*** Supplied information

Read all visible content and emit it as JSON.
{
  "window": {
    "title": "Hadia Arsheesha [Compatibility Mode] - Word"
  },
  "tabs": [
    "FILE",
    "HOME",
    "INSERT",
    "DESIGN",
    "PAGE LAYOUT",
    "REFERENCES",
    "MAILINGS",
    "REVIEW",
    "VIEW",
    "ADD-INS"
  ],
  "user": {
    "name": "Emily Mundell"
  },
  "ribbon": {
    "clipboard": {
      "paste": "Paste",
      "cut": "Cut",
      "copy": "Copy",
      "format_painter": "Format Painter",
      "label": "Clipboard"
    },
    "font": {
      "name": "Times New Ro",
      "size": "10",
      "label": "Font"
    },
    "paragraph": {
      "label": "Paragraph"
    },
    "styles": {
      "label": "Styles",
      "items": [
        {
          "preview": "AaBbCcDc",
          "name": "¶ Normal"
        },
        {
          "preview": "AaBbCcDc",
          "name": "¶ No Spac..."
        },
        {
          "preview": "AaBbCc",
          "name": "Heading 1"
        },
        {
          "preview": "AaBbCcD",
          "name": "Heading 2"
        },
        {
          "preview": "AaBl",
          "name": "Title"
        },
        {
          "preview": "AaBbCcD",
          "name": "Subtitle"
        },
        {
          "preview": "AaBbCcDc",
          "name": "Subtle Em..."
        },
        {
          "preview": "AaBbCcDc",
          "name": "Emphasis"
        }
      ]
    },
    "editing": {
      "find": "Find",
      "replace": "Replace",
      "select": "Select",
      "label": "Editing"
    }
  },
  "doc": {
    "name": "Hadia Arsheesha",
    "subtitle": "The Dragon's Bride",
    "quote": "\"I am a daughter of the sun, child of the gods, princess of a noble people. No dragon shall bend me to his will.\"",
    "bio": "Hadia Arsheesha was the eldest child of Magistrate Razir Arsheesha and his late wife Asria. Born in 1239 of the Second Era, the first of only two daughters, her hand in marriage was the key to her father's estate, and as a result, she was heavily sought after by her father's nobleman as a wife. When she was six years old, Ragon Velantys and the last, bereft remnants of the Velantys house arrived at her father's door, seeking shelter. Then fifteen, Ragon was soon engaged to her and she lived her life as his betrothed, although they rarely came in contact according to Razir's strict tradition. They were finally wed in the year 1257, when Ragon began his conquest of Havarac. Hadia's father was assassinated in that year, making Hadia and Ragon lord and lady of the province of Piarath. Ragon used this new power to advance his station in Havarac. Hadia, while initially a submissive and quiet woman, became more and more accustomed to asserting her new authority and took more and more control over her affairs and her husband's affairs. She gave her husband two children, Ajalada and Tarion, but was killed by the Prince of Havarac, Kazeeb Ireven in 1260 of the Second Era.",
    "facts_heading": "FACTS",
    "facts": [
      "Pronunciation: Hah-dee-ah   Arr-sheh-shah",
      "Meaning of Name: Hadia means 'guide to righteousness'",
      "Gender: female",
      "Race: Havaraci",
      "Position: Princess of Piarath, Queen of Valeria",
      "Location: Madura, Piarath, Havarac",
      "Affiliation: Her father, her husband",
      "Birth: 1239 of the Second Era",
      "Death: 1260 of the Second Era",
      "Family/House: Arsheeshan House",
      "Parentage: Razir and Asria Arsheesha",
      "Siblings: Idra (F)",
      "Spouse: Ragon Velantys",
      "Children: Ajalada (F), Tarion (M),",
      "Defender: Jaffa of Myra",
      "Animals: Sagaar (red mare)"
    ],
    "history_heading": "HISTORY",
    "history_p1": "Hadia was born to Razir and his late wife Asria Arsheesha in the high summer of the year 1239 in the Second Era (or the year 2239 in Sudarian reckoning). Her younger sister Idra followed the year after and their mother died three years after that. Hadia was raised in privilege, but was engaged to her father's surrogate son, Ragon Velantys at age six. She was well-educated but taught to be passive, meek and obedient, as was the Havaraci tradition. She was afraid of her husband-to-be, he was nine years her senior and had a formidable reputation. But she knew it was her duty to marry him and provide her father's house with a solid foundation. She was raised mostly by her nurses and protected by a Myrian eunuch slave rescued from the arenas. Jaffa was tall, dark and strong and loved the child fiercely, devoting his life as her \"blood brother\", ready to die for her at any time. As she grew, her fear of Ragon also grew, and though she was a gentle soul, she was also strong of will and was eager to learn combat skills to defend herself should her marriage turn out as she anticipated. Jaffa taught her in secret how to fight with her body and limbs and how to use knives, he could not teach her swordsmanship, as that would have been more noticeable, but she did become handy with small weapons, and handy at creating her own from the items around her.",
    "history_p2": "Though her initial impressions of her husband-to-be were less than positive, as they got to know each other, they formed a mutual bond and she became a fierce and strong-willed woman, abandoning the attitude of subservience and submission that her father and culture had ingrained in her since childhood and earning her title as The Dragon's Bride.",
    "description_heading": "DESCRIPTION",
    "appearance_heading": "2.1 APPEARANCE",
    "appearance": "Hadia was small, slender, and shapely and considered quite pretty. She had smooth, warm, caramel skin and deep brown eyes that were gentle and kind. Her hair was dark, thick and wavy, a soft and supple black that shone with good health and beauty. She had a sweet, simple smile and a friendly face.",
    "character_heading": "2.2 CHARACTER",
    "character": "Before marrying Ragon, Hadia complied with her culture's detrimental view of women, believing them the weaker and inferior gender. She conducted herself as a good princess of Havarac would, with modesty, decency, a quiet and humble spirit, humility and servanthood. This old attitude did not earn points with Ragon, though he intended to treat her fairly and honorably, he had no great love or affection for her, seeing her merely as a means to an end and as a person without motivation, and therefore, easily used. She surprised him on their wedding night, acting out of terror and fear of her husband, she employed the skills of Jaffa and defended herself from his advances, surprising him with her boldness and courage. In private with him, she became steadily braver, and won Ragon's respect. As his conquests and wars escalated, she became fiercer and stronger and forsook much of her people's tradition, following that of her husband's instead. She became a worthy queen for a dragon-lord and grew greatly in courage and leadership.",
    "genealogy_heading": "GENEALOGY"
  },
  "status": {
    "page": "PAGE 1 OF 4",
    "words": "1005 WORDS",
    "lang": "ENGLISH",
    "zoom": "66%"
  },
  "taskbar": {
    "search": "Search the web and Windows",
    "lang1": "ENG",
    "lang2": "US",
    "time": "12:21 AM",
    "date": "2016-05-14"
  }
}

******

# Exercise description:
Reproduce each entry word for word.

# Answer in full:
Read all visible content and emit it as JSON.
{
  "window": {
    "title": "Hadia Arsheesha [Compatibility Mode] - Word"
  },
  "tabs": [
    "FILE",
    "HOME",
    "INSERT",
    "DESIGN",
    "PAGE LAYOUT",
    "REFERENCES",
    "MAILINGS",
    "REVIEW",
    "VIEW",
    "ADD-INS"
  ],
  "user": {
    "name": "Emily Mundell"
  },
  "ribbon": {
    "clipboard": {
      "paste": "Paste",
      "cut": "Cut",
      "copy": "Copy",
      "format_painter": "Format Painter",
      "label": "Clipboard"
    },
    "font": {
      "name": "Times New Ro",
      "size": "10",
      "label": "Font"
    },
    "paragraph": {
      "label": "Paragraph"
    },
    "styles": {
      "label": "Styles",
      "items": [
        {
          "preview": "AaBbCcDc",
          "name": "¶ Normal"
        },
        {
          "preview": "AaBbCcDc",
          "name": "¶ No Spac..."
        },
        {
          "preview": "AaBbCc",
          "name": "Heading 1"
        },
        {
          "preview": "AaBbCcD",
          "name": "Heading 2"
        },
        {
          "preview": "AaBl",
          "name": "Title"
        },
        {
          "preview": "AaBbCcD",
          "name": "Subtitle"
        },
        {
          "preview": "AaBbCcDc",
          "name": "Subtle Em..."
        },
        {
          "preview": "AaBbCcDc",
          "name": "Emphasis"
        }
      ]
    },
    "editing": {
      "find": "Find",
      "replace": "Replace",
      "select": "Select",
      "label": "Editing"
    }
  },
  "doc": {
    "name": "Hadia Arsheesha",
    "subtitle": "The Dragon's Bride",
    "quote": "\"I am a daughter of the sun, child of the gods, princess of a noble people. No dragon shall bend me to his will.\"",
    "bio": "Hadia Arsheesha was the eldest child of Magistrate Razir Arsheesha and his late wife Asria. Born in 1239 of the Second Era, the first of only two daughters, her hand in marriage was the key to her father's estate, and as a result, she was heavily sought after by her father's nobleman as a wife. When she was six years old, Ragon Velantys and the last, bereft remnants of the Velantys house arrived at her father's door, seeking shelter. Then fifteen, Ragon was soon engaged to her and she lived her life as his betrothed, although they rarely came in contact according to Razir's strict tradition. They were finally wed in the year 1257, when Ragon began his conquest of Havarac. Hadia's father was assassinated in that year, making Hadia and Ragon lord and lady of the province of Piarath. Ragon used this new power to advance his station in Havarac. Hadia, while initially a submissive and quiet woman, became more and more accustomed to asserting her new authority and took more and more control over her affairs and her husband's affairs. She gave her husband two children, Ajalada and Tarion, but was killed by the Prince of Havarac, Kazeeb Ireven in 1260 of the Second Era.",
    "facts_heading": "FACTS",
    "facts": [
      "Pronunciation: Hah-dee-ah   Arr-sheh-shah",
      "Meaning of Name: Hadia means 'guide to righteousness'",
      "Gender: female",
      "Race: Havaraci",
      "Position: Princess of Piarath, Queen of Valeria",
      "Location: Madura, Piarath, Havarac",
      "Affiliation: Her father, her husband",
      "Birth: 1239 of the Second Era",
      "Death: 1260 of the Second Era",
      "Family/House: Arsheeshan House",
      "Parentage: Razir and Asria Arsheesha",
      "Siblings: Idra (F)",
      "Spouse: Ragon Velantys",
      "Children: Ajalada (F), Tarion (M),",
      "Defender: Jaffa of Myra",
      "Animals: Sagaar (red mare)"
    ],
    "history_heading": "HISTORY",
    "history_p1": "Hadia was born to Razir and his late wife Asria Arsheesha in the high summer of the year 1239 in the Second Era (or the year 2239 in Sudarian reckoning). Her younger sister Idra followed the year after and their mother died three years after that. Hadia was raised in privilege, but was engaged to her father's surrogate son, Ragon Velantys at age six. She was well-educated but taught to be passive, meek and obedient, as was the Havaraci tradition. She was afraid of her husband-to-be, he was nine years her senior and had a formidable reputation. But she knew it was her duty to marry him and provide her father's house with a solid foundation. She was raised mostly by her nurses and protected by a Myrian eunuch slave rescued from the arenas. Jaffa was tall, dark and strong and loved the child fiercely, devoting his life as her \"blood brother\", ready to die for her at any time. As she grew, her fear of Ragon also grew, and though she was a gentle soul, she was also strong of will and was eager to learn combat skills to defend herself should her marriage turn out as she anticipated. Jaffa taught her in secret how to fight with her body and limbs and how to use knives, he could not teach her swordsmanship, as that would have been more noticeable, but she did become handy with small weapons, and handy at creating her own from the items around her.",
    "history_p2": "Though her initial impressions of her husband-to-be were less than positive, as they got to know each other, they formed a mutual bond and she became a fierce and strong-willed woman, abandoning the attitude of subservience and submission that her father and culture had ingrained in her since childhood and earning her title as The Dragon's Bride.",
    "description_heading": "DESCRIPTION",
    "appearance_heading": "2.1 APPEARANCE",
    "appearance": "Hadia was small, slender, and shapely and considered quite pretty. She had smooth, warm, caramel skin and deep brown eyes that were gentle and kind. Her hair was dark, thick and wavy, a soft and supple black that shone with good health and beauty. She had a sweet, simple smile and a friendly face.",
    "character_heading": "2.2 CHARACTER",
    "character": "Before marrying Ragon, Hadia complied with her culture's detrimental view of women, believing them the weaker and inferior gender. She conducted herself as a good princess of Havarac would, with modesty, decency, a quiet and humble spirit, humility and servanthood. This old attitude did not earn points with Ragon, though he intended to treat her fairly and honorably, he had no great love or affection for her, seeing her merely as a means to an end and as a person without motivation, and therefore, easily used. She surprised him on their wedding night, acting out of terror and fear of her husband, she employed the skills of Jaffa and defended herself from his advances, surprising him with her boldness and courage. In private with him, she became steadily braver, and won Ragon's respect. As his conquests and wars escalated, she became fiercer and stronger and forsook much of her people's tradition, following that of her husband's instead. She became a worthy queen for a dragon-lord and grew greatly in courage and leadership.",
    "genealogy_heading": "GENEALOGY"
  },
  "status": {
    "page": "PAGE 1 OF 4",
    "words": "1005 WORDS",
    "lang": "ENGLISH",
    "zoom": "66%"
  },
  "taskbar": {
    "search": "Search the web and Windows",
    "lang1": "ENG",
    "lang2": "US",
    "time": "12:21 AM",
    "date": "2016-05-14"
  }
}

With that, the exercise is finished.